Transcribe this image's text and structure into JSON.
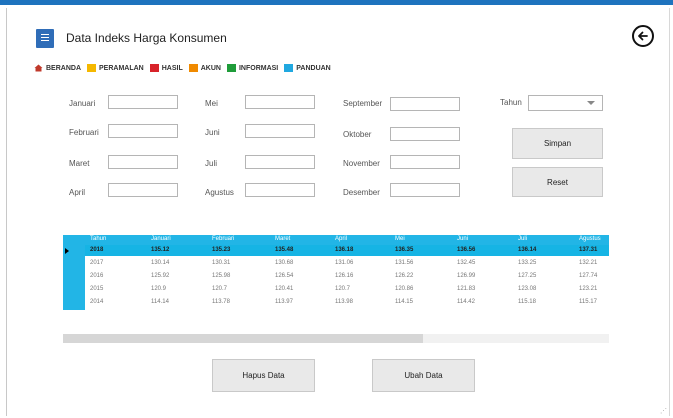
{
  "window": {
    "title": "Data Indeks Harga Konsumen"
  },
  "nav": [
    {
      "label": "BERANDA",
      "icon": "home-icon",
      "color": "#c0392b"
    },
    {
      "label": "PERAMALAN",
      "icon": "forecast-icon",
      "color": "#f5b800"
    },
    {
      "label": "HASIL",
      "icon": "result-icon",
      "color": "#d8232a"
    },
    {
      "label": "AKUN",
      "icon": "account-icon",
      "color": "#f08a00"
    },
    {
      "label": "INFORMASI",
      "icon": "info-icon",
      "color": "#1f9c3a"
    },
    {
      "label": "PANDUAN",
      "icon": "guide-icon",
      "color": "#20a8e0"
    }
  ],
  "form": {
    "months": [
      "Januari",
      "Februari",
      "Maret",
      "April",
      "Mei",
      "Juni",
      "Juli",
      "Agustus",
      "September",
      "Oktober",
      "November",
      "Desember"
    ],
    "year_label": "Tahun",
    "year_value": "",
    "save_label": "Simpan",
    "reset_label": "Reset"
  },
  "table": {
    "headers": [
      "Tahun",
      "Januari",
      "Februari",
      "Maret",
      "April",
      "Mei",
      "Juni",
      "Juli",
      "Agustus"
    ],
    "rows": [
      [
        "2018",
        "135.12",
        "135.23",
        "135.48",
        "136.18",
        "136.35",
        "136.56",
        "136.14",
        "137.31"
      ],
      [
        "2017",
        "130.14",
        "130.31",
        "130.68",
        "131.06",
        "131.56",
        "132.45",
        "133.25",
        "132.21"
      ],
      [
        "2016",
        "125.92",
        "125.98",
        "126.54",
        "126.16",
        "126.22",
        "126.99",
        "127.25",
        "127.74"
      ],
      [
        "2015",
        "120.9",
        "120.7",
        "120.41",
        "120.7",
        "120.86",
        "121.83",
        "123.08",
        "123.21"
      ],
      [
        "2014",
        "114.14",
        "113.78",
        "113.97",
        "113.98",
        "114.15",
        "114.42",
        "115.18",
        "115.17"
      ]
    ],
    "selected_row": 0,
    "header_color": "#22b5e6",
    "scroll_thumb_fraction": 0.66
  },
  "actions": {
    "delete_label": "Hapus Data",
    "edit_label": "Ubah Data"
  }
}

========================================

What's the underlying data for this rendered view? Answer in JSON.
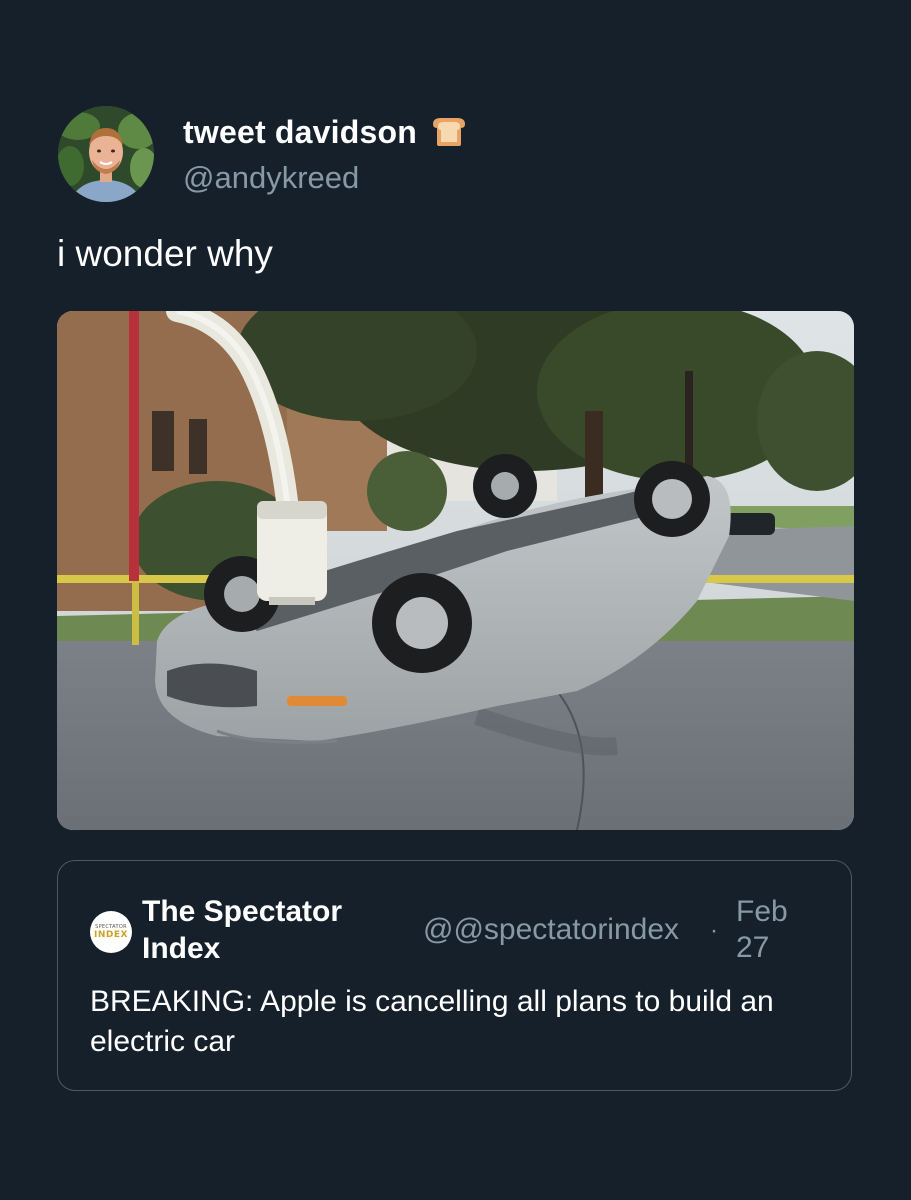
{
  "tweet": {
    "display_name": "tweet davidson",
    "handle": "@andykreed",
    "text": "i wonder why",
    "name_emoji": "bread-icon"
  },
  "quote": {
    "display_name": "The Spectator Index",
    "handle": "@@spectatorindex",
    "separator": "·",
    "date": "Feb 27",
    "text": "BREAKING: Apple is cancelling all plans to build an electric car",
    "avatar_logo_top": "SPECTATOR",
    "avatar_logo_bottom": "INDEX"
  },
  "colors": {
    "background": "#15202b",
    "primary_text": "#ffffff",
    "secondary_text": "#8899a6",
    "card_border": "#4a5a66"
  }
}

========================================

What is being asked:
Pull every line containing "handle" out of the records.

Written response:
    "handle": "@andykreed",
    "handle": "@@spectatorindex",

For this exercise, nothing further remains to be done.